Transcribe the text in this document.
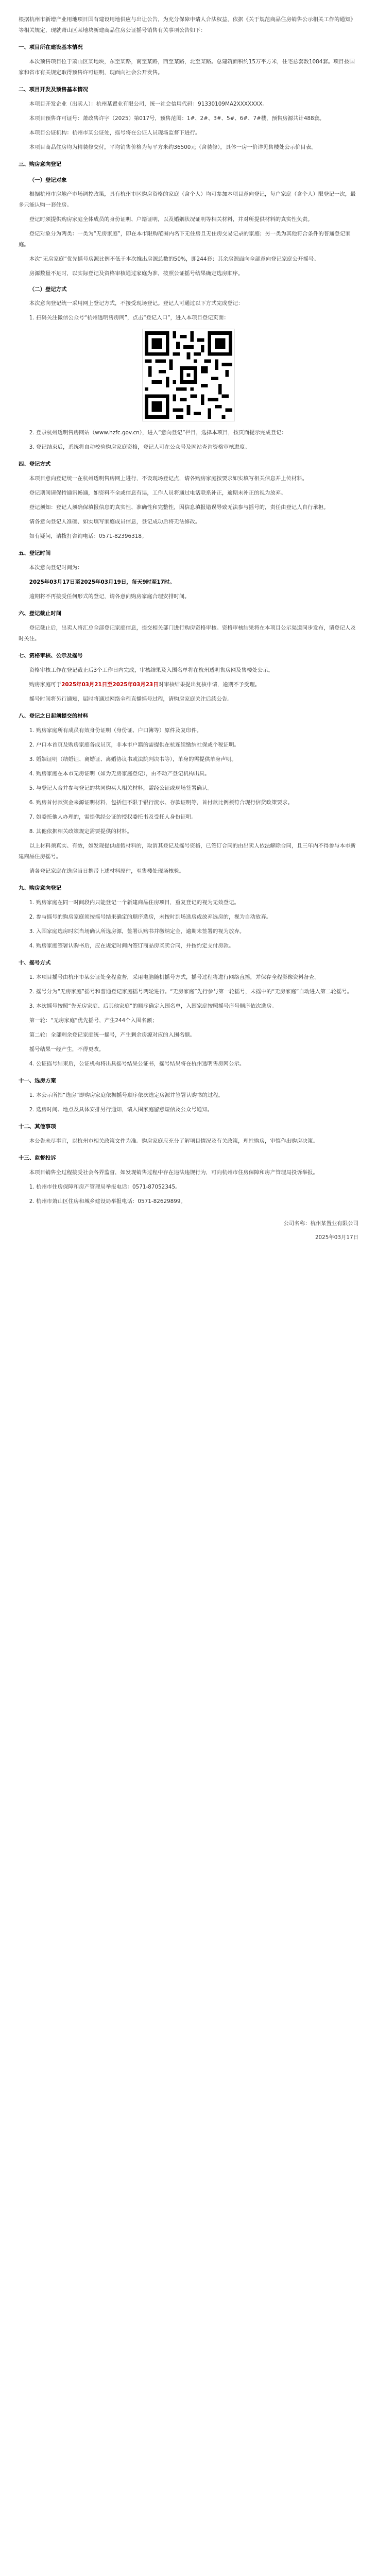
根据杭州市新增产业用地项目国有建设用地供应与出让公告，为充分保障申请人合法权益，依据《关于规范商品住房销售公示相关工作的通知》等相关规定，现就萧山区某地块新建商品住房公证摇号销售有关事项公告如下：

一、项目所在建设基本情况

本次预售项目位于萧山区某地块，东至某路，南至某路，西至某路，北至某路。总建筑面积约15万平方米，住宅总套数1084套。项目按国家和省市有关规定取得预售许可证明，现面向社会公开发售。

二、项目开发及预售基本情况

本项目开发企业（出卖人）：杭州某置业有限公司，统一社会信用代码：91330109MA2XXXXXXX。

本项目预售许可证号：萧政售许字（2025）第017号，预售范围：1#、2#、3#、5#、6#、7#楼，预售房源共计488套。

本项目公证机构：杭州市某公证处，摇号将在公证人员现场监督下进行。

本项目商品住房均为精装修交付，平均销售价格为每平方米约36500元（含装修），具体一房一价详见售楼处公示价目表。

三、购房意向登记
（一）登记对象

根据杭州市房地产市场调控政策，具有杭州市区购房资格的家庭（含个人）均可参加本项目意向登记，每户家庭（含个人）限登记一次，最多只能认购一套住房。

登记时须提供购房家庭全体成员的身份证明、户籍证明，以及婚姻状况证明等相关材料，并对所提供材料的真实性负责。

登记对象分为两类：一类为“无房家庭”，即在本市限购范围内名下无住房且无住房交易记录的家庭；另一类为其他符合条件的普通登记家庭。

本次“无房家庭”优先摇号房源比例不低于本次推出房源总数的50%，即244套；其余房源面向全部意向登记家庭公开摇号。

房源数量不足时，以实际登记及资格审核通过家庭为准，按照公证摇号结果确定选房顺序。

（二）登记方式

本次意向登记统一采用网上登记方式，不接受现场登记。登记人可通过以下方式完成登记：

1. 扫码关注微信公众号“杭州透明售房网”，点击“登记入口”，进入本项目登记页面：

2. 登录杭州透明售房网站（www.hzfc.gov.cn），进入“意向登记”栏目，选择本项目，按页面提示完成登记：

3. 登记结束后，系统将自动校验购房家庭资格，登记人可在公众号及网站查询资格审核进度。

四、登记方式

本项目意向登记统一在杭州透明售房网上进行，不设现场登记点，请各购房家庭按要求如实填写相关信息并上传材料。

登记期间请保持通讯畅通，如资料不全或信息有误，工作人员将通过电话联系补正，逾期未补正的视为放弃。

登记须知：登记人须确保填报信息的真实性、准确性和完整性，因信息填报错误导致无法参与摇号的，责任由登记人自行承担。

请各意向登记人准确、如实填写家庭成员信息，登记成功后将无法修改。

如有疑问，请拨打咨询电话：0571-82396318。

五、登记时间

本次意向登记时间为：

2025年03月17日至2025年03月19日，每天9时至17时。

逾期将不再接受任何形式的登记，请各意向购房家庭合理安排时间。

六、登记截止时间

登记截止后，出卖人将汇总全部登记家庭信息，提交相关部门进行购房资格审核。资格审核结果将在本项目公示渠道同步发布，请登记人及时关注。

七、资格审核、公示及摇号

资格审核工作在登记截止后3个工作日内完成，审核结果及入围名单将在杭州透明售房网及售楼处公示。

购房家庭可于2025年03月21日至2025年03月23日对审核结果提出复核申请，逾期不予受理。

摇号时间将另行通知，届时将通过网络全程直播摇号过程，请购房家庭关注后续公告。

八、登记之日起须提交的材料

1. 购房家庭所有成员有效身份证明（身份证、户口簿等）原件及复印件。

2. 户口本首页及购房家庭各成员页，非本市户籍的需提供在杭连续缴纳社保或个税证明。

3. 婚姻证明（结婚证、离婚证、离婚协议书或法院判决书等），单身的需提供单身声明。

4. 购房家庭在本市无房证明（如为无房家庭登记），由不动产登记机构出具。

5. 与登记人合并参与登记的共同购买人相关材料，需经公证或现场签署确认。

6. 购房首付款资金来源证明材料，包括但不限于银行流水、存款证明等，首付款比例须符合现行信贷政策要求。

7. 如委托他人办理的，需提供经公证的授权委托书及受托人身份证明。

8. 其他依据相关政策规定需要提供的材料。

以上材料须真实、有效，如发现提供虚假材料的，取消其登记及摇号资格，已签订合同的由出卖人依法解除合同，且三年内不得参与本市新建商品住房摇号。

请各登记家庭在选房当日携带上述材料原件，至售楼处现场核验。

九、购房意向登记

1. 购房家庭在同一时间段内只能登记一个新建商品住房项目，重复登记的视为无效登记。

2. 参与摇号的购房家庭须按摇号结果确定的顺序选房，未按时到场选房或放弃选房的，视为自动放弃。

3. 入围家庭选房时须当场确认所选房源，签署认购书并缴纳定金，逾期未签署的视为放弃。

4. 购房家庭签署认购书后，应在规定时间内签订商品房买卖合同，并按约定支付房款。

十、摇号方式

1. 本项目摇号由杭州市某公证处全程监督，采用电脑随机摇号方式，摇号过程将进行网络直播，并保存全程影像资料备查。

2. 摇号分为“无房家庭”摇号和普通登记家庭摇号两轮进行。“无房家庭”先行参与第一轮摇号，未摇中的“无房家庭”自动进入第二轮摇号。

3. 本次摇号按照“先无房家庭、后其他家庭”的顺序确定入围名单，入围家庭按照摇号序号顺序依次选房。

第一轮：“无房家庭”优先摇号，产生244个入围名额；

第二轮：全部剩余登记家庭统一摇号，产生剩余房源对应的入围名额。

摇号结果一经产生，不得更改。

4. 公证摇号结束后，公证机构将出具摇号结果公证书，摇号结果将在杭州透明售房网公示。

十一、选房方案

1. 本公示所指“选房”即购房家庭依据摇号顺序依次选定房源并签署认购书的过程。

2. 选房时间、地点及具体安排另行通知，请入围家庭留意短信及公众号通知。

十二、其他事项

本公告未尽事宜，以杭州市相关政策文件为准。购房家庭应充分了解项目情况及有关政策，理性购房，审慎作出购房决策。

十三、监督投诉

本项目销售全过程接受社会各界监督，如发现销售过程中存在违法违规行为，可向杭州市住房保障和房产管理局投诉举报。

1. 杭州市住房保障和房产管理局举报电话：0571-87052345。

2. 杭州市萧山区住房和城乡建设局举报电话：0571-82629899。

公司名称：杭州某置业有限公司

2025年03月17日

• • •

** What you should do **
Using the listing above, locate the lines that hold "杭州某置业有限公司" and copy each one.

** Answer to the problem **
本项目开发企业（出卖人）：杭州某置业有限公司，统一社会信用代码：91330109MA2XXXXXXX。
公司名称：杭州某置业有限公司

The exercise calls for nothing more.